- The task -
Every line below that mentions the word "Retention" should be copied out.

____

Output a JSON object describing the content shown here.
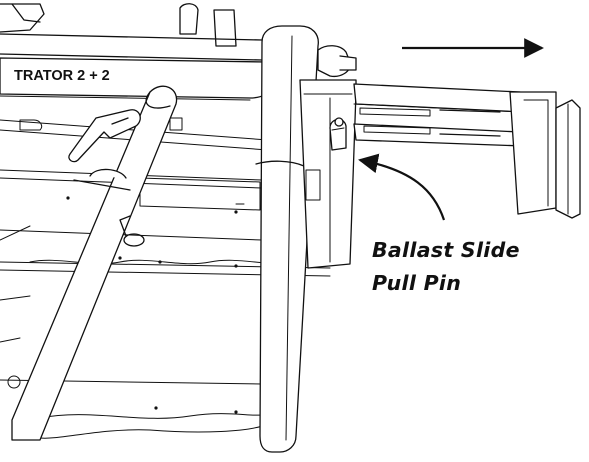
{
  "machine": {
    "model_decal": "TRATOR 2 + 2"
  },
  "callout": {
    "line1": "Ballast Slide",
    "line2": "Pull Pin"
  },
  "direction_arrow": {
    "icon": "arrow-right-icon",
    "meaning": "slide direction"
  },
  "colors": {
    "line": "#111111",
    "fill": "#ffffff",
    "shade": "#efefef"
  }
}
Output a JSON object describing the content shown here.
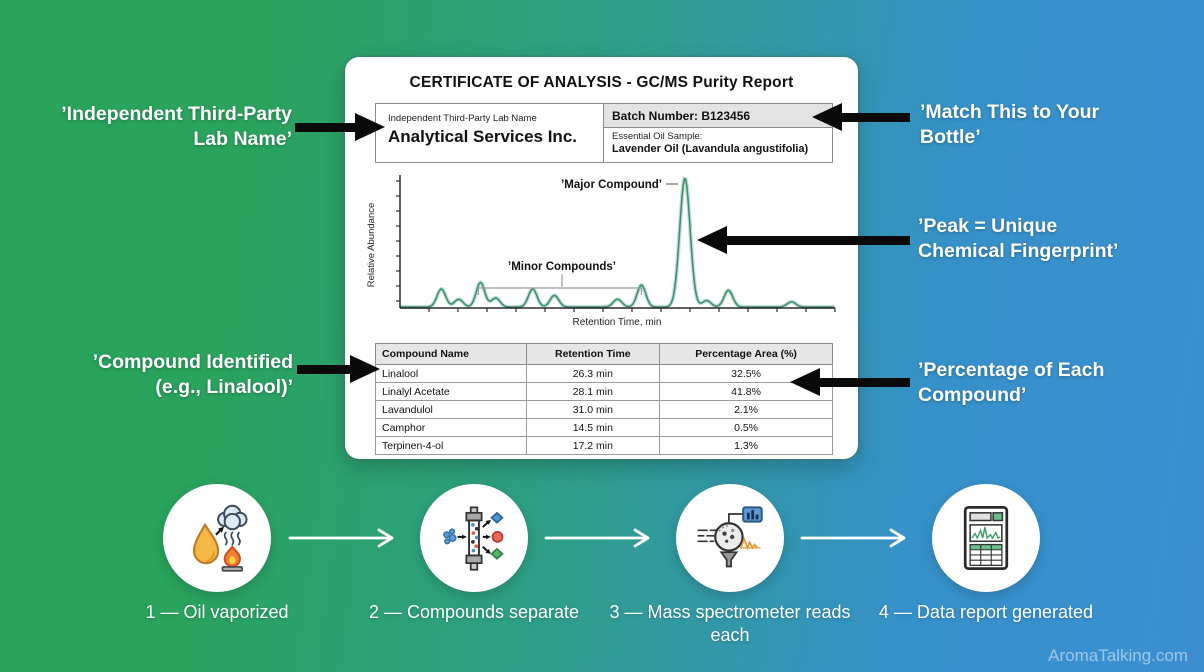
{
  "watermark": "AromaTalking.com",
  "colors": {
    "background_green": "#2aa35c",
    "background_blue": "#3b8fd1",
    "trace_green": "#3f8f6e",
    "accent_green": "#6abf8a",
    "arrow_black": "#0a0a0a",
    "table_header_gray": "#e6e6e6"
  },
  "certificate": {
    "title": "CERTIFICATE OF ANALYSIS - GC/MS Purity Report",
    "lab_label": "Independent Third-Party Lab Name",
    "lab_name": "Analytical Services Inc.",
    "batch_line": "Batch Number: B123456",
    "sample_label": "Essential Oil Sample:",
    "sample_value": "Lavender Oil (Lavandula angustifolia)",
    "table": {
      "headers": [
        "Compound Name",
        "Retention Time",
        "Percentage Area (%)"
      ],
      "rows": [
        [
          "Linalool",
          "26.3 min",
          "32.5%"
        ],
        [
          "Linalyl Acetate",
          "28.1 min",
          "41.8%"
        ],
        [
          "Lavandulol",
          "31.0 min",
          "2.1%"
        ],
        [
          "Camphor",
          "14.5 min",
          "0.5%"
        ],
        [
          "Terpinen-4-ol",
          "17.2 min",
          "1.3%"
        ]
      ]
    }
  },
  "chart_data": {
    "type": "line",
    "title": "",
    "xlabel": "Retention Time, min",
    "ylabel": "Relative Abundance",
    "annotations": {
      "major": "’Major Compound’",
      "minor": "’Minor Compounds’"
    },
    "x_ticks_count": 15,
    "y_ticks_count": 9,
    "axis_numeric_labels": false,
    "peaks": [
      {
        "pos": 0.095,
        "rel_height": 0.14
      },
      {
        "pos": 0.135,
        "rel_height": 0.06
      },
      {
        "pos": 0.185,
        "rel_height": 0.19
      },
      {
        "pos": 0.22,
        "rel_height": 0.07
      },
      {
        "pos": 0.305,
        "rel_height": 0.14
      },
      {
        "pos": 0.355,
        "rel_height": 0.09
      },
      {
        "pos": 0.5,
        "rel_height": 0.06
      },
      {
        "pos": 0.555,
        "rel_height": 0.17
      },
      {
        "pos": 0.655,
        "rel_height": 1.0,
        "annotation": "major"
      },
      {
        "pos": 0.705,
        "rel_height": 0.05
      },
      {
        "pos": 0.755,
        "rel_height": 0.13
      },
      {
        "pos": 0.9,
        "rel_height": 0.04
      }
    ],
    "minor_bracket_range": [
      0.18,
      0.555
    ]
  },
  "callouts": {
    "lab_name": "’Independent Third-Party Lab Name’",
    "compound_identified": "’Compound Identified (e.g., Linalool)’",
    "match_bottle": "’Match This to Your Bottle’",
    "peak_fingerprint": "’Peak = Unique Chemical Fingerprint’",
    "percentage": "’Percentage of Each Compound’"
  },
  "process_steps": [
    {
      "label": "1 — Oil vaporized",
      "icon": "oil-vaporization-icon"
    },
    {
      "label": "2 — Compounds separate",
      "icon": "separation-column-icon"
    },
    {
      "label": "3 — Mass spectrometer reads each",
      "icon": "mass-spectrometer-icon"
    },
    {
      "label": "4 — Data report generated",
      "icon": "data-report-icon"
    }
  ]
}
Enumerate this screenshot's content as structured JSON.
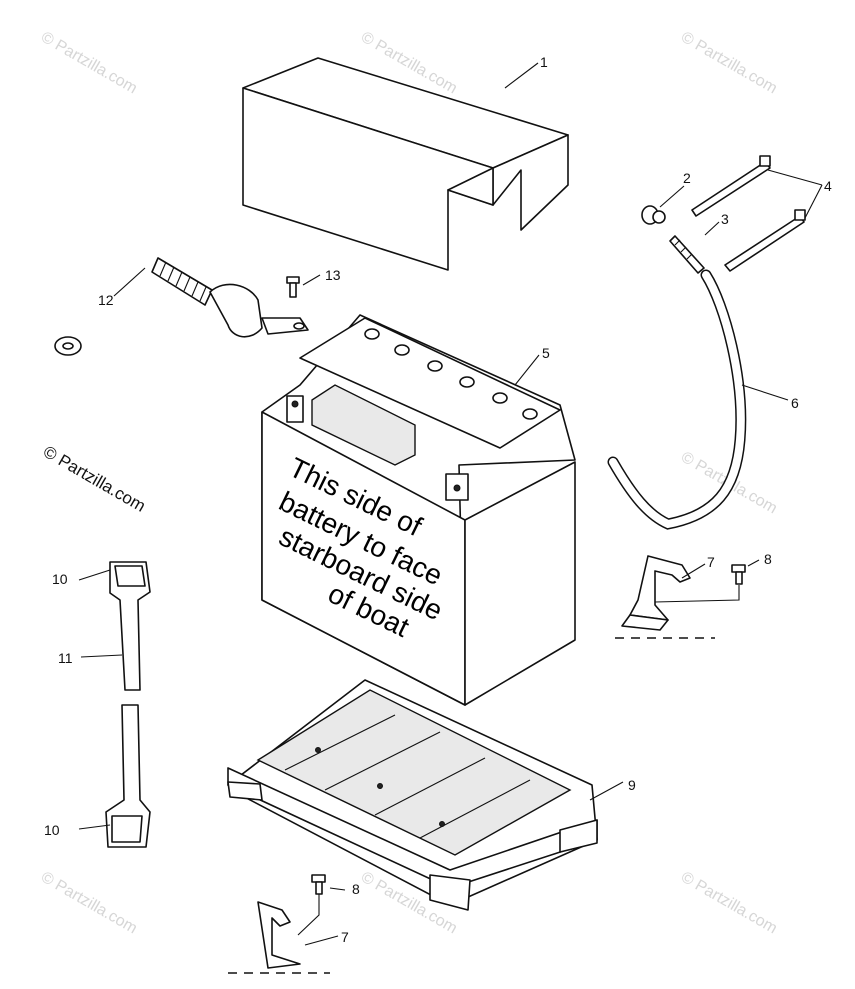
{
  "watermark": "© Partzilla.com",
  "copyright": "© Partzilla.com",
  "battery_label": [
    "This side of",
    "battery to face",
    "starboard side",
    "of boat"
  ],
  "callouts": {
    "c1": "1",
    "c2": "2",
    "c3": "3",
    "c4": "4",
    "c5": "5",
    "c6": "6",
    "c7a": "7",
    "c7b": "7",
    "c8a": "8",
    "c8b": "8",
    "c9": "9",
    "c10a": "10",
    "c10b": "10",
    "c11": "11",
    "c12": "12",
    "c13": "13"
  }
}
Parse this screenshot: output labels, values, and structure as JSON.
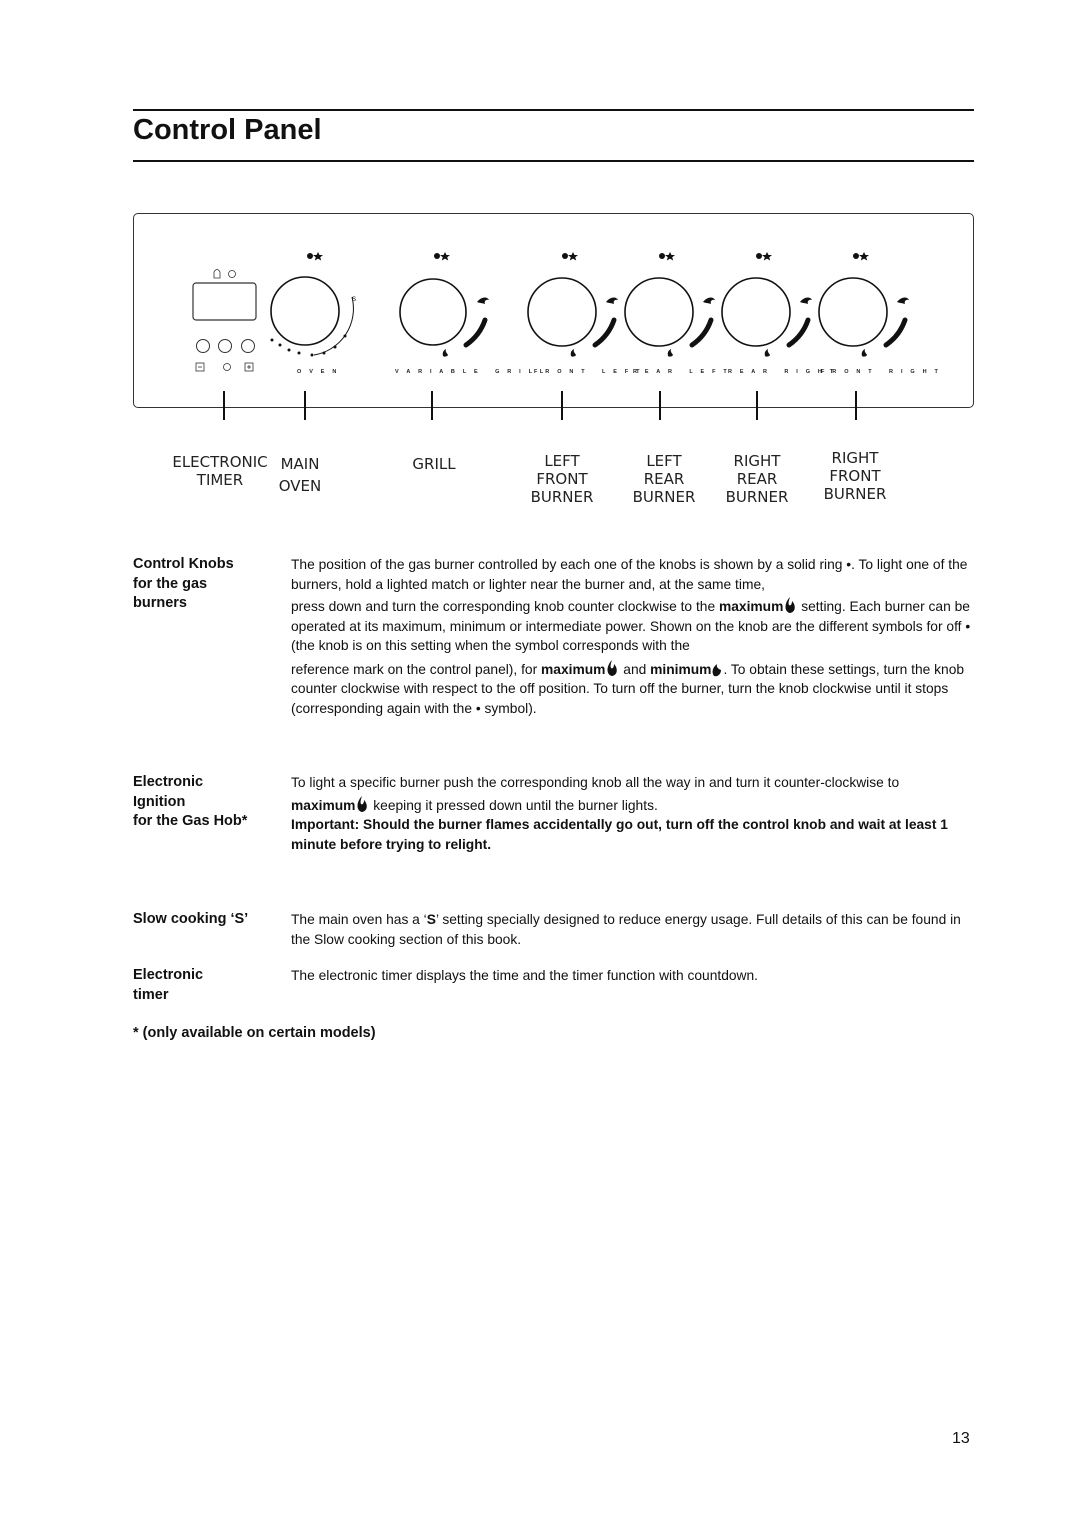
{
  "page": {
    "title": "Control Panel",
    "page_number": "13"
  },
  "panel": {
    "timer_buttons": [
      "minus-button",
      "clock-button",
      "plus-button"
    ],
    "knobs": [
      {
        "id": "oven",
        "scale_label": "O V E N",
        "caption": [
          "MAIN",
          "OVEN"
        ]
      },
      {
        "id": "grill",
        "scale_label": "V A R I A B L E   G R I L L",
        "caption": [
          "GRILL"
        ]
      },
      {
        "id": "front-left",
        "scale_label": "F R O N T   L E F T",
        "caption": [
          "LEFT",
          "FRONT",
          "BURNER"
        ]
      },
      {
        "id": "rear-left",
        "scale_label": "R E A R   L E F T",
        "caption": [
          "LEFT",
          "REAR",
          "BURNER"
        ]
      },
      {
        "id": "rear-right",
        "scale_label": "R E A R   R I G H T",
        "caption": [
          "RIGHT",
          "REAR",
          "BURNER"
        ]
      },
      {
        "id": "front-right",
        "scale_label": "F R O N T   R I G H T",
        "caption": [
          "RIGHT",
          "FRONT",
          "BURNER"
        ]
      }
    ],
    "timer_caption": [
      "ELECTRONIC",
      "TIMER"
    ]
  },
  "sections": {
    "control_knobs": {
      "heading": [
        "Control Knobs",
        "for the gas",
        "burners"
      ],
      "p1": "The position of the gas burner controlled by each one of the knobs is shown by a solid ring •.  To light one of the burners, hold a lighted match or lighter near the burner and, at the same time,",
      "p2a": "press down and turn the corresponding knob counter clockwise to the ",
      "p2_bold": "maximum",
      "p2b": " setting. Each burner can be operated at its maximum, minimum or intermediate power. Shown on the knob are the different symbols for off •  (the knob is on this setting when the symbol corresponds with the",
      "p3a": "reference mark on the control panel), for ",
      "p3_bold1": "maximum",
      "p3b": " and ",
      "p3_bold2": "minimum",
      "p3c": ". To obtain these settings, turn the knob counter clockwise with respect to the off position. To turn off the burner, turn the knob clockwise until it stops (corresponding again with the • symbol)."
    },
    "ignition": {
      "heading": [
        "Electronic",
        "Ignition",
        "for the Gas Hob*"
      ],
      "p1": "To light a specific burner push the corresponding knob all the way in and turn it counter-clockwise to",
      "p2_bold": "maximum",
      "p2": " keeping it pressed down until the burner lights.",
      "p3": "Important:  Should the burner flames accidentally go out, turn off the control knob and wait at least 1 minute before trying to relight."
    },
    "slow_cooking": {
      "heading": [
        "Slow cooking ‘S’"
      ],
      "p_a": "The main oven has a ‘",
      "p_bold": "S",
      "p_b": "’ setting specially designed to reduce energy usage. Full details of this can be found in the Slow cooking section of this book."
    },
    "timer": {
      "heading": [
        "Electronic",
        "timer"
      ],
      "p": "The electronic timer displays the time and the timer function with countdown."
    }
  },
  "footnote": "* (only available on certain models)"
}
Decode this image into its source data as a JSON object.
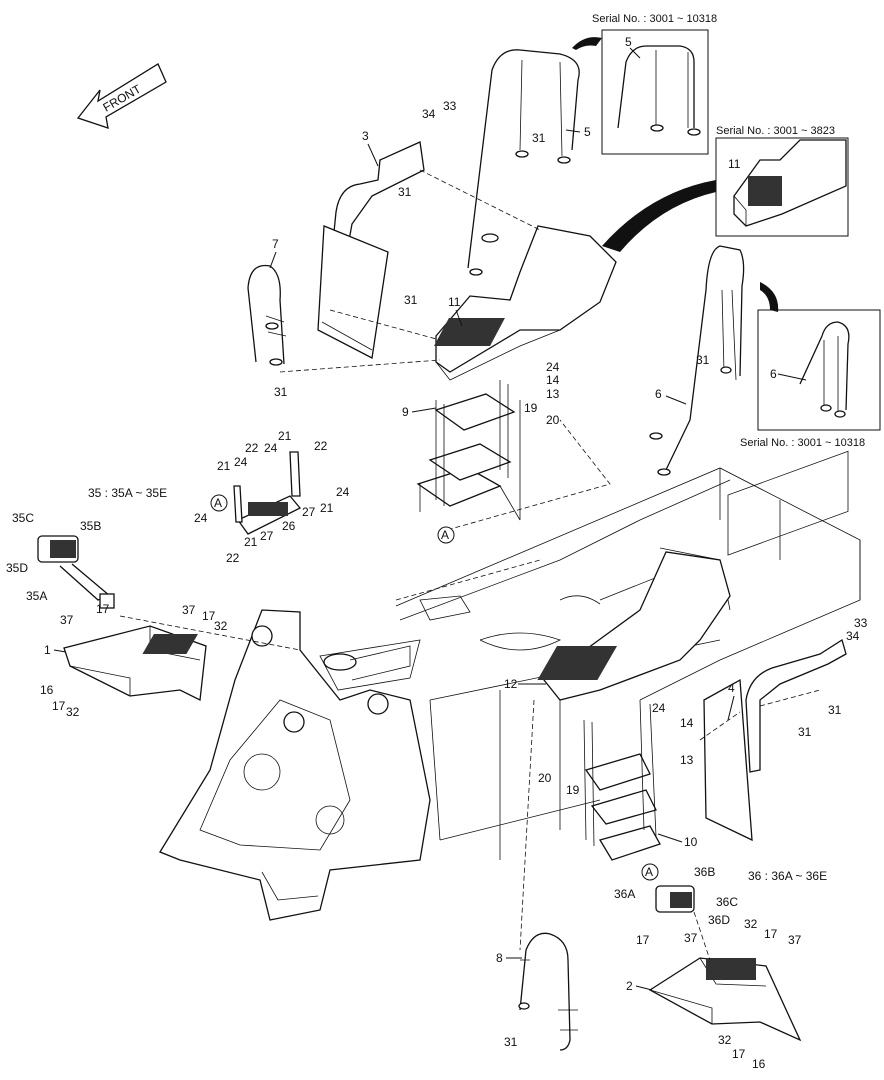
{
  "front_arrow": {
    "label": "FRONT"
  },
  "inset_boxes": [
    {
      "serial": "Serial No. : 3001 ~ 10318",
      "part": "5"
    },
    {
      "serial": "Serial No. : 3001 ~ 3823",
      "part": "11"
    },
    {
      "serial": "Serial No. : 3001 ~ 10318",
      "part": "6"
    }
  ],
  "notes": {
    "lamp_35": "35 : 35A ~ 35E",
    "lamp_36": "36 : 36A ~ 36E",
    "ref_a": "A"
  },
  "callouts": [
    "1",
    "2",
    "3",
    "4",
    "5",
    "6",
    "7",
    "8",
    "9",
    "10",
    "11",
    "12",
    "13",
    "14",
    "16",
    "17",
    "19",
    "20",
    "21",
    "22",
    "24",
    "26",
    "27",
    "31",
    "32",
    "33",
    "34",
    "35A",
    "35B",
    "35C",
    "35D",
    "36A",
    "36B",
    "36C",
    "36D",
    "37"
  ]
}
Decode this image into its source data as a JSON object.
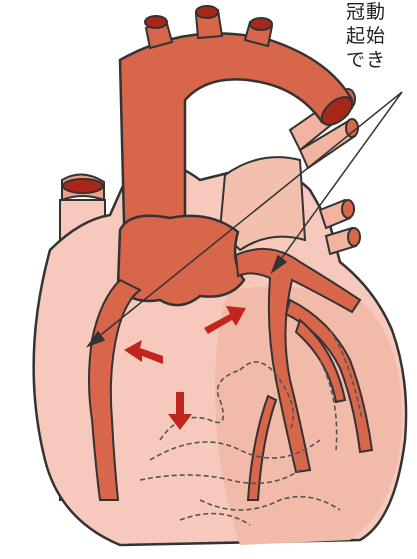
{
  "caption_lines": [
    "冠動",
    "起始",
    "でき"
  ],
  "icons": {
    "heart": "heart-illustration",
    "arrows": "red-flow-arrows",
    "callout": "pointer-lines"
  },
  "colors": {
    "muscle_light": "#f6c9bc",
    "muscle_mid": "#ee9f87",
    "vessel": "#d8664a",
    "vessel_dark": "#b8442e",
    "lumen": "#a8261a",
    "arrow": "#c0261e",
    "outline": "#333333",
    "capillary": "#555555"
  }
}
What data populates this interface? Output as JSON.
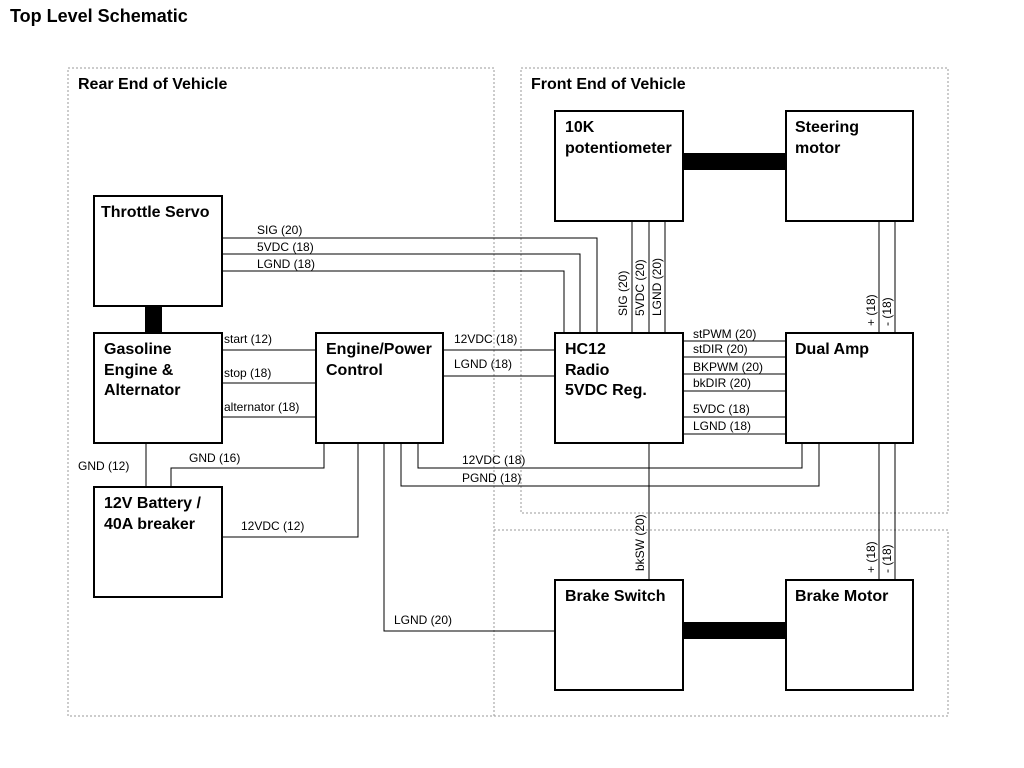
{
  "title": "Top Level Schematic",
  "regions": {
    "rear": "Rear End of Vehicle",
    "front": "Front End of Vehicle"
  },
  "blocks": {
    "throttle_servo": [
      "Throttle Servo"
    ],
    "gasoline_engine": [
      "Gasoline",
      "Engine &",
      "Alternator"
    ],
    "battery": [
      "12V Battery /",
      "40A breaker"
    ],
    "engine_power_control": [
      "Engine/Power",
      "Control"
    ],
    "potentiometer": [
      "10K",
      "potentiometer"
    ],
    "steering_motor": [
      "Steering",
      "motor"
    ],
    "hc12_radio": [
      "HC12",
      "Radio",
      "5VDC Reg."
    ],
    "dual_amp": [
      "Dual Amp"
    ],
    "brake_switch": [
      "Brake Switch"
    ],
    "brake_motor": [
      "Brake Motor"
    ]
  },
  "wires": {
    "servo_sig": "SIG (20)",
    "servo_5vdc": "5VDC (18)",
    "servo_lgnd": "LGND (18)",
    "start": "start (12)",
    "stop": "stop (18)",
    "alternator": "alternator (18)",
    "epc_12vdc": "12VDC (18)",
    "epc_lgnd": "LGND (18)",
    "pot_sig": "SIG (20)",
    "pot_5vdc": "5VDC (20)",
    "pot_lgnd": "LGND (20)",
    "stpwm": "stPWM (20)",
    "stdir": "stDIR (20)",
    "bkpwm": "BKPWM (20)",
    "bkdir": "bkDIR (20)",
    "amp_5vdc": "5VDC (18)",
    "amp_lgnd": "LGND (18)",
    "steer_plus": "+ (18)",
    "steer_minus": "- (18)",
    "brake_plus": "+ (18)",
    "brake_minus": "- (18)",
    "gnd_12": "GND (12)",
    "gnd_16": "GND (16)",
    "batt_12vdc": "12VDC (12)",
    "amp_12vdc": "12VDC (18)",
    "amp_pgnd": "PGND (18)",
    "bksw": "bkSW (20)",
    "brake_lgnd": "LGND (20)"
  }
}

____

- Output below -
        "Retention Time",
    "xlabel": "Retention Time, min",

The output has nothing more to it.